## Task objective:
Quote every line as written. Omit pictures.

=== Dataset entries ===

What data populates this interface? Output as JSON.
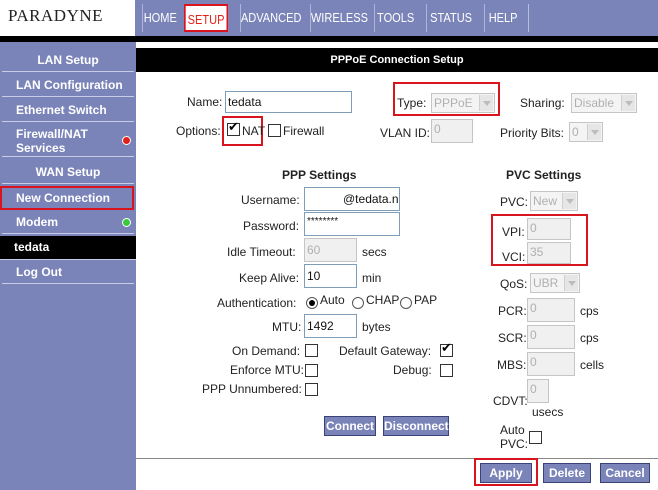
{
  "brand": {
    "logo": "PARADYNE"
  },
  "nav": {
    "tabs": [
      "HOME",
      "SETUP",
      "ADVANCED",
      "WIRELESS",
      "TOOLS",
      "STATUS",
      "HELP"
    ]
  },
  "sidebar": {
    "items": [
      "LAN Setup",
      "LAN Configuration",
      "Ethernet Switch",
      "Firewall/NAT Services",
      "WAN Setup",
      "New Connection",
      "Modem",
      "tedata",
      "Log Out"
    ]
  },
  "page": {
    "title": "PPPoE Connection Setup"
  },
  "form": {
    "name_label": "Name:",
    "name_value": "tedata",
    "type_label": "Type:",
    "type_value": "PPPoE",
    "sharing_label": "Sharing:",
    "sharing_value": "Disable",
    "options_label": "Options:",
    "nat_label": "NAT",
    "firewall_label": "Firewall",
    "vlan_label": "VLAN ID:",
    "vlan_value": "0",
    "priority_label": "Priority Bits:",
    "priority_value": "0"
  },
  "ppp": {
    "heading": "PPP Settings",
    "username_label": "Username:",
    "username_value": "@tedata.ne",
    "password_label": "Password:",
    "password_value": "********",
    "idle_label": "Idle Timeout:",
    "idle_value": "60",
    "idle_unit": "secs",
    "keepalive_label": "Keep Alive:",
    "keepalive_value": "10",
    "keepalive_unit": "min",
    "auth_label": "Authentication:",
    "auth_auto": "Auto",
    "auth_chap": "CHAP",
    "auth_pap": "PAP",
    "mtu_label": "MTU:",
    "mtu_value": "1492",
    "mtu_unit": "bytes",
    "ondemand_label": "On Demand:",
    "defgw_label": "Default Gateway:",
    "enforce_label": "Enforce MTU:",
    "debug_label": "Debug:",
    "unnumbered_label": "PPP Unnumbered:"
  },
  "pvc": {
    "heading": "PVC Settings",
    "pvc_label": "PVC:",
    "pvc_value": "New",
    "vpi_label": "VPI:",
    "vpi_value": "0",
    "vci_label": "VCI:",
    "vci_value": "35",
    "qos_label": "QoS:",
    "qos_value": "UBR",
    "pcr_label": "PCR:",
    "pcr_value": "0",
    "pcr_unit": "cps",
    "scr_label": "SCR:",
    "scr_value": "0",
    "scr_unit": "cps",
    "mbs_label": "MBS:",
    "mbs_value": "0",
    "mbs_unit": "cells",
    "cdvt_label": "CDVT:",
    "cdvt_value": "0",
    "cdvt_unit": "usecs",
    "autopvc_label1": "Auto",
    "autopvc_label2": "PVC:"
  },
  "buttons": {
    "connect": "Connect",
    "disconnect": "Disconnect",
    "apply": "Apply",
    "delete": "Delete",
    "cancel": "Cancel"
  },
  "colors": {
    "nav_bg": "#7b84b8",
    "highlight": "#d8141f",
    "status_red": "#e0201a",
    "status_green": "#3cc83c"
  }
}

===

## Full answer:
What data populates this interface? Output as JSON.
{
  "brand": {
    "logo": "PARADYNE"
  },
  "nav": {
    "tabs": [
      "HOME",
      "SETUP",
      "ADVANCED",
      "WIRELESS",
      "TOOLS",
      "STATUS",
      "HELP"
    ]
  },
  "sidebar": {
    "items": [
      "LAN Setup",
      "LAN Configuration",
      "Ethernet Switch",
      "Firewall/NAT Services",
      "WAN Setup",
      "New Connection",
      "Modem",
      "tedata",
      "Log Out"
    ]
  },
  "page": {
    "title": "PPPoE Connection Setup"
  },
  "form": {
    "name_label": "Name:",
    "name_value": "tedata",
    "type_label": "Type:",
    "type_value": "PPPoE",
    "sharing_label": "Sharing:",
    "sharing_value": "Disable",
    "options_label": "Options:",
    "nat_label": "NAT",
    "firewall_label": "Firewall",
    "vlan_label": "VLAN ID:",
    "vlan_value": "0",
    "priority_label": "Priority Bits:",
    "priority_value": "0"
  },
  "ppp": {
    "heading": "PPP Settings",
    "username_label": "Username:",
    "username_value": "@tedata.ne",
    "password_label": "Password:",
    "password_value": "********",
    "idle_label": "Idle Timeout:",
    "idle_value": "60",
    "idle_unit": "secs",
    "keepalive_label": "Keep Alive:",
    "keepalive_value": "10",
    "keepalive_unit": "min",
    "auth_label": "Authentication:",
    "auth_auto": "Auto",
    "auth_chap": "CHAP",
    "auth_pap": "PAP",
    "mtu_label": "MTU:",
    "mtu_value": "1492",
    "mtu_unit": "bytes",
    "ondemand_label": "On Demand:",
    "defgw_label": "Default Gateway:",
    "enforce_label": "Enforce MTU:",
    "debug_label": "Debug:",
    "unnumbered_label": "PPP Unnumbered:"
  },
  "pvc": {
    "heading": "PVC Settings",
    "pvc_label": "PVC:",
    "pvc_value": "New",
    "vpi_label": "VPI:",
    "vpi_value": "0",
    "vci_label": "VCI:",
    "vci_value": "35",
    "qos_label": "QoS:",
    "qos_value": "UBR",
    "pcr_label": "PCR:",
    "pcr_value": "0",
    "pcr_unit": "cps",
    "scr_label": "SCR:",
    "scr_value": "0",
    "scr_unit": "cps",
    "mbs_label": "MBS:",
    "mbs_value": "0",
    "mbs_unit": "cells",
    "cdvt_label": "CDVT:",
    "cdvt_value": "0",
    "cdvt_unit": "usecs",
    "autopvc_label1": "Auto",
    "autopvc_label2": "PVC:"
  },
  "buttons": {
    "connect": "Connect",
    "disconnect": "Disconnect",
    "apply": "Apply",
    "delete": "Delete",
    "cancel": "Cancel"
  },
  "colors": {
    "nav_bg": "#7b84b8",
    "highlight": "#d8141f",
    "status_red": "#e0201a",
    "status_green": "#3cc83c"
  }
}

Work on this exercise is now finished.